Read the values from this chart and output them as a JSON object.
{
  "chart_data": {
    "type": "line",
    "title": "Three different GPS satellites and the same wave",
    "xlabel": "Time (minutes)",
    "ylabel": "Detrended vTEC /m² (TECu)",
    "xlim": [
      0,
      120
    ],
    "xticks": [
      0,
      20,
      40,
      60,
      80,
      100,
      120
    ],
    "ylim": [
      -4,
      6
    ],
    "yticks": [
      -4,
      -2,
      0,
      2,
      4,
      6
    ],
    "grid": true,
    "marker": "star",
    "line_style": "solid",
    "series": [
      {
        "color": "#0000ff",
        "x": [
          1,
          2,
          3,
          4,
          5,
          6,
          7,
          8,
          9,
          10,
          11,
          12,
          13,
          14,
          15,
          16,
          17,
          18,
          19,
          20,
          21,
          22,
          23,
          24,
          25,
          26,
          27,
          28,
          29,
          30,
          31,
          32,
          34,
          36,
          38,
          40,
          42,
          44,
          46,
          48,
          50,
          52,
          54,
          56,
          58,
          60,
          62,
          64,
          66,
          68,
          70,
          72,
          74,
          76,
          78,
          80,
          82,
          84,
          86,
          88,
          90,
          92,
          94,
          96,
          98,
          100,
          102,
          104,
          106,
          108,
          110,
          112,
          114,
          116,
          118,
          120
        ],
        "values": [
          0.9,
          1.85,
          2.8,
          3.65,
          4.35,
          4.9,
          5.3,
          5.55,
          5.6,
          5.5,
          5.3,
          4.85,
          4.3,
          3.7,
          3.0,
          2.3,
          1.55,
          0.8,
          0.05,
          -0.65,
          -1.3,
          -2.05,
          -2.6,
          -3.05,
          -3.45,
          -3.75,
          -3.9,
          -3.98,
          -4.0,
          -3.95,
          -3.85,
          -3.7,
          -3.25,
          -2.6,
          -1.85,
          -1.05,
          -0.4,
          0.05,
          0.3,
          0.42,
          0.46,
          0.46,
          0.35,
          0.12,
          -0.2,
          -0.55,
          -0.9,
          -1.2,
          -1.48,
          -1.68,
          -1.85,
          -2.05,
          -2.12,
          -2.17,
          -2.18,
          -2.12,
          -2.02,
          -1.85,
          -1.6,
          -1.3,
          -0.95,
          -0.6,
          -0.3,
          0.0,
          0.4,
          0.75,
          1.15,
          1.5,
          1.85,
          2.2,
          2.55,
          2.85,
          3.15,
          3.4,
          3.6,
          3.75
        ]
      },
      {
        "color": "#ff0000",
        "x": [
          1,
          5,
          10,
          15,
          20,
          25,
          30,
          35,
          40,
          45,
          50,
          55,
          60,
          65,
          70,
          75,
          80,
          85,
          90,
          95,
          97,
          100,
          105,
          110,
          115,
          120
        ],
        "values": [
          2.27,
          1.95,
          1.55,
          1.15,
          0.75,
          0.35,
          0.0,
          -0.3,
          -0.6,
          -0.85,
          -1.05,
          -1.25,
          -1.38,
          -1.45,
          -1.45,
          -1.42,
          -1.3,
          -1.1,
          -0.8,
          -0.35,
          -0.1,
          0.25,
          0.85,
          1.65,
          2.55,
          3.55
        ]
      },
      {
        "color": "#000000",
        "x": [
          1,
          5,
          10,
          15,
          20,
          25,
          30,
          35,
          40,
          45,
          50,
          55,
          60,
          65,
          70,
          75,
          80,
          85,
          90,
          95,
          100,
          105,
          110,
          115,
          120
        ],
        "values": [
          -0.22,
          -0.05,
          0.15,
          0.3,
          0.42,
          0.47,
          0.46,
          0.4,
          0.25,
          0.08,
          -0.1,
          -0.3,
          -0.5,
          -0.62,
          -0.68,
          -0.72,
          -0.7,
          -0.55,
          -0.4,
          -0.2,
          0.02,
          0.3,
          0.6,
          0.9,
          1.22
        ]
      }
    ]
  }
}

########################################

**GOAL:** Output all of the data again. Match it exactly.

**THE OUTPUT:**
Read the values from this chart and output them as a JSON object.
{
  "chart_data": {
    "type": "line",
    "title": "Three different GPS satellites and the same wave",
    "xlabel": "Time (minutes)",
    "ylabel": "Detrended vTEC /m² (TECu)",
    "xlim": [
      0,
      120
    ],
    "xticks": [
      0,
      20,
      40,
      60,
      80,
      100,
      120
    ],
    "ylim": [
      -4,
      6
    ],
    "yticks": [
      -4,
      -2,
      0,
      2,
      4,
      6
    ],
    "grid": true,
    "marker": "star",
    "line_style": "solid",
    "series": [
      {
        "color": "#0000ff",
        "x": [
          1,
          2,
          3,
          4,
          5,
          6,
          7,
          8,
          9,
          10,
          11,
          12,
          13,
          14,
          15,
          16,
          17,
          18,
          19,
          20,
          21,
          22,
          23,
          24,
          25,
          26,
          27,
          28,
          29,
          30,
          31,
          32,
          34,
          36,
          38,
          40,
          42,
          44,
          46,
          48,
          50,
          52,
          54,
          56,
          58,
          60,
          62,
          64,
          66,
          68,
          70,
          72,
          74,
          76,
          78,
          80,
          82,
          84,
          86,
          88,
          90,
          92,
          94,
          96,
          98,
          100,
          102,
          104,
          106,
          108,
          110,
          112,
          114,
          116,
          118,
          120
        ],
        "values": [
          0.9,
          1.85,
          2.8,
          3.65,
          4.35,
          4.9,
          5.3,
          5.55,
          5.6,
          5.5,
          5.3,
          4.85,
          4.3,
          3.7,
          3.0,
          2.3,
          1.55,
          0.8,
          0.05,
          -0.65,
          -1.3,
          -2.05,
          -2.6,
          -3.05,
          -3.45,
          -3.75,
          -3.9,
          -3.98,
          -4.0,
          -3.95,
          -3.85,
          -3.7,
          -3.25,
          -2.6,
          -1.85,
          -1.05,
          -0.4,
          0.05,
          0.3,
          0.42,
          0.46,
          0.46,
          0.35,
          0.12,
          -0.2,
          -0.55,
          -0.9,
          -1.2,
          -1.48,
          -1.68,
          -1.85,
          -2.05,
          -2.12,
          -2.17,
          -2.18,
          -2.12,
          -2.02,
          -1.85,
          -1.6,
          -1.3,
          -0.95,
          -0.6,
          -0.3,
          0.0,
          0.4,
          0.75,
          1.15,
          1.5,
          1.85,
          2.2,
          2.55,
          2.85,
          3.15,
          3.4,
          3.6,
          3.75
        ]
      },
      {
        "color": "#ff0000",
        "x": [
          1,
          5,
          10,
          15,
          20,
          25,
          30,
          35,
          40,
          45,
          50,
          55,
          60,
          65,
          70,
          75,
          80,
          85,
          90,
          95,
          97,
          100,
          105,
          110,
          115,
          120
        ],
        "values": [
          2.27,
          1.95,
          1.55,
          1.15,
          0.75,
          0.35,
          0.0,
          -0.3,
          -0.6,
          -0.85,
          -1.05,
          -1.25,
          -1.38,
          -1.45,
          -1.45,
          -1.42,
          -1.3,
          -1.1,
          -0.8,
          -0.35,
          -0.1,
          0.25,
          0.85,
          1.65,
          2.55,
          3.55
        ]
      },
      {
        "color": "#000000",
        "x": [
          1,
          5,
          10,
          15,
          20,
          25,
          30,
          35,
          40,
          45,
          50,
          55,
          60,
          65,
          70,
          75,
          80,
          85,
          90,
          95,
          100,
          105,
          110,
          115,
          120
        ],
        "values": [
          -0.22,
          -0.05,
          0.15,
          0.3,
          0.42,
          0.47,
          0.46,
          0.4,
          0.25,
          0.08,
          -0.1,
          -0.3,
          -0.5,
          -0.62,
          -0.68,
          -0.72,
          -0.7,
          -0.55,
          -0.4,
          -0.2,
          0.02,
          0.3,
          0.6,
          0.9,
          1.22
        ]
      }
    ]
  }
}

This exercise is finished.